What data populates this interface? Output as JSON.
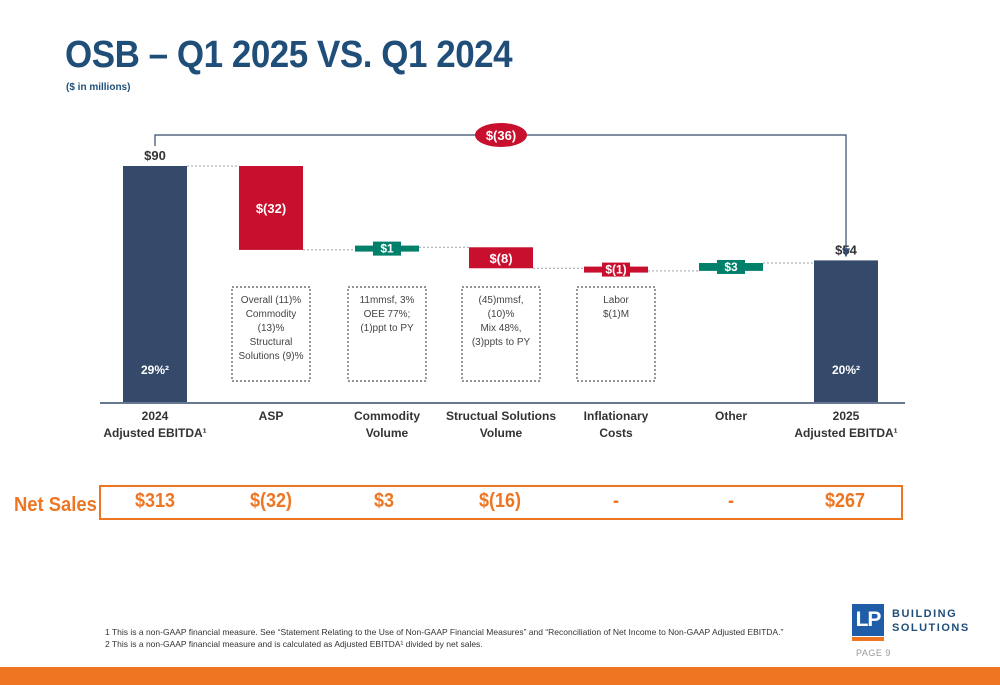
{
  "title": "OSB – Q1 2025 VS. Q1 2024",
  "subtitle": "($ in millions)",
  "colors": {
    "navy": "#354a6b",
    "red": "#c8102e",
    "teal": "#00806b",
    "orange": "#ee7623",
    "title_blue": "#1f4e79"
  },
  "chart_data": {
    "type": "bar",
    "subtype": "waterfall",
    "categories": [
      [
        "2024",
        "Adjusted EBITDA¹"
      ],
      [
        "ASP"
      ],
      [
        "Commodity",
        "Volume"
      ],
      [
        "Structual Solutions",
        "Volume"
      ],
      [
        "Inflationary",
        "Costs"
      ],
      [
        "Other"
      ],
      [
        "2025",
        "Adjusted EBITDA¹"
      ]
    ],
    "steps": [
      {
        "kind": "total",
        "value": 90,
        "label": "$90",
        "margin": "29%²"
      },
      {
        "kind": "delta",
        "value": -32,
        "label": "$(32)"
      },
      {
        "kind": "delta",
        "value": 1,
        "label": "$1"
      },
      {
        "kind": "delta",
        "value": -8,
        "label": "$(8)"
      },
      {
        "kind": "delta",
        "value": -1,
        "label": "$(1)"
      },
      {
        "kind": "delta",
        "value": 3,
        "label": "$3"
      },
      {
        "kind": "total",
        "value": 54,
        "label": "$54",
        "margin": "20%²"
      }
    ],
    "overall_change": {
      "value": -36,
      "label": "$(36)"
    },
    "notes": [
      null,
      [
        "Overall (11)%",
        "Commodity",
        "(13)%",
        "Structural",
        "Solutions (9)%"
      ],
      [
        "11mmsf, 3%",
        "OEE 77%;",
        "(1)ppt to PY"
      ],
      [
        "(45)mmsf,",
        "(10)%",
        "Mix 48%,",
        "(3)ppts to PY"
      ],
      [
        "Labor",
        "$(1)M"
      ],
      null,
      null
    ],
    "ylim": [
      0,
      90
    ]
  },
  "net_sales": {
    "label": "Net Sales",
    "values": [
      "$313",
      "$(32)",
      "$3",
      "$(16)",
      "-",
      "-",
      "$267"
    ]
  },
  "footnotes": [
    "1  This is a non-GAAP financial measure. See “Statement Relating to the Use of Non-GAAP Financial Measures” and “Reconciliation of Net Income to Non-GAAP Adjusted EBITDA.”",
    "2  This is a non-GAAP financial measure and is calculated as Adjusted EBITDA¹ divided by net sales."
  ],
  "logo": {
    "mark": "LP",
    "line1": "BUILDING",
    "line2": "SOLUTIONS"
  },
  "page": {
    "label": "PAGE",
    "number": "9"
  }
}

************

§ Directions:
Going through the data above, count the lines where the string "Adjusted" appears, and answer with only that number.

§ Written solution:
4